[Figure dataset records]
################

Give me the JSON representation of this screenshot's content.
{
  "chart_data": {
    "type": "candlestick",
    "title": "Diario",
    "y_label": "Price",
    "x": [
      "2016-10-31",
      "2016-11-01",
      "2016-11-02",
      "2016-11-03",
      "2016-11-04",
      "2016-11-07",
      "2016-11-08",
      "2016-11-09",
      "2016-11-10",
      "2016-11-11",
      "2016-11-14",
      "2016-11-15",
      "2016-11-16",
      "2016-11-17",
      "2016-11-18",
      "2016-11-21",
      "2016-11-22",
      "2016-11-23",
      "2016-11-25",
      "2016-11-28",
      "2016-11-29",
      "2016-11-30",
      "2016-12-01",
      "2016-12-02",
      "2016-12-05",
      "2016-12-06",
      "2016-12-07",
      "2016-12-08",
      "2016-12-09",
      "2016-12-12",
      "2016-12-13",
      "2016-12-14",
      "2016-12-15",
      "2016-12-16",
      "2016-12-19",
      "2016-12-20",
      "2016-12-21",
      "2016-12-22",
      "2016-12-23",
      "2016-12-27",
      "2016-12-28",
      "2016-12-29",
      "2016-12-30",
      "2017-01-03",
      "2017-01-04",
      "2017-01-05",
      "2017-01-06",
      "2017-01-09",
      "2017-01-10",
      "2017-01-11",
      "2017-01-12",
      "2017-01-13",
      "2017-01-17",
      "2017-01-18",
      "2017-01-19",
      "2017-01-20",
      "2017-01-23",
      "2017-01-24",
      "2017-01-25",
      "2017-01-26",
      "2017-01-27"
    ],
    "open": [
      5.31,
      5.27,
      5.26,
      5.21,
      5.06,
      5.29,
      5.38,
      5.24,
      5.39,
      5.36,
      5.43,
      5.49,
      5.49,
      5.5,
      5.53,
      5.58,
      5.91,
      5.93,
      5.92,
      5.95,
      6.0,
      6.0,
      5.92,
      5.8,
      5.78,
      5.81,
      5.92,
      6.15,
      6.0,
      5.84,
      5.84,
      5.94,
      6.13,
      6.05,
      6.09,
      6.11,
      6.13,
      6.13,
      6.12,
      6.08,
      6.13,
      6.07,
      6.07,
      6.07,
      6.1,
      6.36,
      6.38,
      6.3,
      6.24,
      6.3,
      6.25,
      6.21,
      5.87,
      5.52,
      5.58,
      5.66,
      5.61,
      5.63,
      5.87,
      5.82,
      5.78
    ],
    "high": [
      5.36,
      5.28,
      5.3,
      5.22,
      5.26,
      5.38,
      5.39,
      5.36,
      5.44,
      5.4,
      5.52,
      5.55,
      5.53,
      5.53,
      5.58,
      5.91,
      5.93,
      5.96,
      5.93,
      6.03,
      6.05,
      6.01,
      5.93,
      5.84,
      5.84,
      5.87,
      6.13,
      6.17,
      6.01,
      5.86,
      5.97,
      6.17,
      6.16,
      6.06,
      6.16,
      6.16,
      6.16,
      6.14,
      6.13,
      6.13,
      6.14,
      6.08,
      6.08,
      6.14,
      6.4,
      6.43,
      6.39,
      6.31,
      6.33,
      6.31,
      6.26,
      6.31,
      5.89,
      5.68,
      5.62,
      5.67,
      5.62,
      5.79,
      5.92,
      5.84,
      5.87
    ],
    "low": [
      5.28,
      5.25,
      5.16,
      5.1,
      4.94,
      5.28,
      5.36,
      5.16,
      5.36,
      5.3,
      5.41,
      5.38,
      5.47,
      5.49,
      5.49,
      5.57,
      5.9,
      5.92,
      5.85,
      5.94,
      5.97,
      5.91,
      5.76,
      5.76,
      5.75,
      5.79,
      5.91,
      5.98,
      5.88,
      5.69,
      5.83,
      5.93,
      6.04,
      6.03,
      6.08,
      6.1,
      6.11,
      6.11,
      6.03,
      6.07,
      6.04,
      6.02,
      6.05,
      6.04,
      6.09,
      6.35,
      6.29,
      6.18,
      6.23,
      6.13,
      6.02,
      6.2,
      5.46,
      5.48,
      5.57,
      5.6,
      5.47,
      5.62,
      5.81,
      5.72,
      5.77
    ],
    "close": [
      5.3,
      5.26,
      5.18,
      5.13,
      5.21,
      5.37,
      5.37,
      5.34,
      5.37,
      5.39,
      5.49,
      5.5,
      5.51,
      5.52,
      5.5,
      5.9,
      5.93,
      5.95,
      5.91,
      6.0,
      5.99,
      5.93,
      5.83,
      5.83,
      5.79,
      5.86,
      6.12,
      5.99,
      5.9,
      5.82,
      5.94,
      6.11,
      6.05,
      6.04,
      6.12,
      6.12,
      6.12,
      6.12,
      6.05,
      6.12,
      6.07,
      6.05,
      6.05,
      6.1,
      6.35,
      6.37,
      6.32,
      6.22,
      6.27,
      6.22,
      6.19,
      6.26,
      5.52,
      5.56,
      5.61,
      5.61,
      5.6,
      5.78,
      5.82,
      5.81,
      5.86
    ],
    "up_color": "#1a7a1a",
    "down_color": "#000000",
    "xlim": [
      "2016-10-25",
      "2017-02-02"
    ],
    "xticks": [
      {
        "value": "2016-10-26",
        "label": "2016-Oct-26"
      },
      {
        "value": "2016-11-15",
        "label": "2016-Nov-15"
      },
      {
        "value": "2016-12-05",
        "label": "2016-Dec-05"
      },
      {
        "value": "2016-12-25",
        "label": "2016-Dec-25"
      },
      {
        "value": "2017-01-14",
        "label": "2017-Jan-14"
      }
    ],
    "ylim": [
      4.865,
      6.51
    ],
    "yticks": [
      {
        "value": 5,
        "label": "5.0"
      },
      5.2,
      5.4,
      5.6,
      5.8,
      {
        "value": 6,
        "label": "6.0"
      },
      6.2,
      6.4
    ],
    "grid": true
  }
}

################

== Challenge ==
Where a line in the material above holds "value", copy that line.

== Problem solution ==
        "value": "2016-10-26",
        "value": "2016-11-15",
        "value": "2016-12-05",
        "value": "2016-12-25",
        "value": "2017-01-14",
        "value": 5,
        "value": 6,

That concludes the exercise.